_Exercise aim_
Give an exact copy of every line, leaving images out.

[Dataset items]

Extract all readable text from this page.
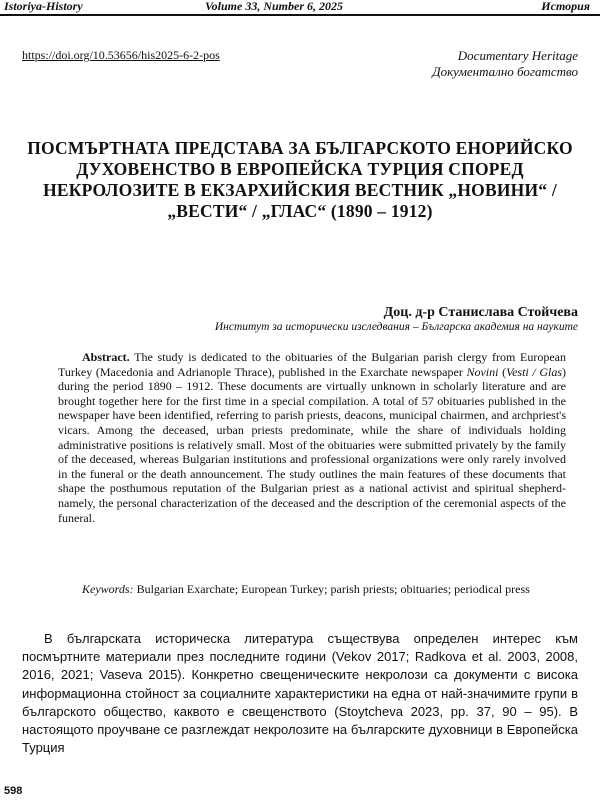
Istoriya-History	Volume 33, Number 6, 2025	История
https://doi.org/10.53656/his2025-6-2-pos	Documentary Heritage
Документално богатство
ПОСМЪРТНАТА ПРЕДСТАВА ЗА БЪЛГАРСКОТО ЕНОРИЙСКО ДУХОВЕНСТВО В ЕВРОПЕЙСКА ТУРЦИЯ СПОРЕД НЕКРОЛОЗИТЕ В ЕКЗАРХИЙСКИЯ ВЕСТНИК „НОВИНИ“ / „ВЕСТИ“ / „ГЛАС“ (1890 – 1912)
Доц. д-р Станислава Стойчева
Институт за исторически изследвания – Българска академия на науките
Abstract. The study is dedicated to the obituaries of the Bulgarian parish clergy from European Turkey (Macedonia and Adrianople Thrace), published in the Exarchate newspaper Novini (Vesti / Glas) during the period 1890 – 1912. These documents are virtually unknown in scholarly literature and are brought together here for the first time in a special compilation. A total of 57 obituaries published in the newspaper have been identified, referring to parish priests, deacons, municipal chairmen, and archpriest's vicars. Among the deceased, urban priests predominate, while the share of individuals holding administrative positions is relatively small. Most of the obituaries were submitted privately by the family of the deceased, whereas Bulgarian institutions and professional organizations were only rarely involved in the funeral or the death announcement. The study outlines the main features of these documents that shape the posthumous reputation of the Bulgarian priest as a national activist and spiritual shepherd-namely, the personal characterization of the deceased and the description of the ceremonial aspects of the funeral.
Keywords: Bulgarian Exarchate; European Turkey; parish priests; obituaries; periodical press
В българската историческа литература съществува определен интерес към посмъртните материали през последните години (Vekov 2017; Radkova et al. 2003, 2008, 2016, 2021; Vaseva 2015). Конкретно свещеническите некролози са документи с висока информационна стойност за социалните характеристики на една от най-значимите групи в българското общество, каквото е свещенството (Stoytcheva 2023, pp. 37, 90 – 95). В настоящото проучване се разглеждат некролозите на българските духовници в Европейска Турция
598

_Expected output_
Extract all readable text from this page.
Istoriya-History	Volume 33, Number 6, 2025	История
https://doi.org/10.53656/his2025-6-2-pos	Documentary Heritage
Документално богатство
ПОСМЪРТНАТА ПРЕДСТАВА ЗА БЪЛГАРСКОТО ЕНОРИЙСКО ДУХОВЕНСТВО В ЕВРОПЕЙСКА ТУРЦИЯ СПОРЕД НЕКРОЛОЗИТЕ В ЕКЗАРХИЙСКИЯ ВЕСТНИК „НОВИНИ“ / „ВЕСТИ“ / „ГЛАС“ (1890 – 1912)
Доц. д-р Станислава Стойчева
Институт за исторически изследвания – Българска академия на науките
Abstract. The study is dedicated to the obituaries of the Bulgarian parish clergy from European Turkey (Macedonia and Adrianople Thrace), published in the Exarchate newspaper Novini (Vesti / Glas) during the period 1890 – 1912. These documents are virtually unknown in scholarly literature and are brought together here for the first time in a special compilation. A total of 57 obituaries published in the newspaper have been identified, referring to parish priests, deacons, municipal chairmen, and archpriest's vicars. Among the deceased, urban priests predominate, while the share of individuals holding administrative positions is relatively small. Most of the obituaries were submitted privately by the family of the deceased, whereas Bulgarian institutions and professional organizations were only rarely involved in the funeral or the death announcement. The study outlines the main features of these documents that shape the posthumous reputation of the Bulgarian priest as a national activist and spiritual shepherd-namely, the personal characterization of the deceased and the description of the ceremonial aspects of the funeral.
Keywords: Bulgarian Exarchate; European Turkey; parish priests; obituaries; periodical press
В българската историческа литература съществува определен интерес към посмъртните материали през последните години (Vekov 2017; Radkova et al. 2003, 2008, 2016, 2021; Vaseva 2015). Конкретно свещеническите некролози са документи с висока информационна стойност за социалните характеристики на една от най-значимите групи в българското общество, каквото е свещенството (Stoytcheva 2023, pp. 37, 90 – 95). В настоящото проучване се разглеждат некролозите на българските духовници в Европейска Турция
598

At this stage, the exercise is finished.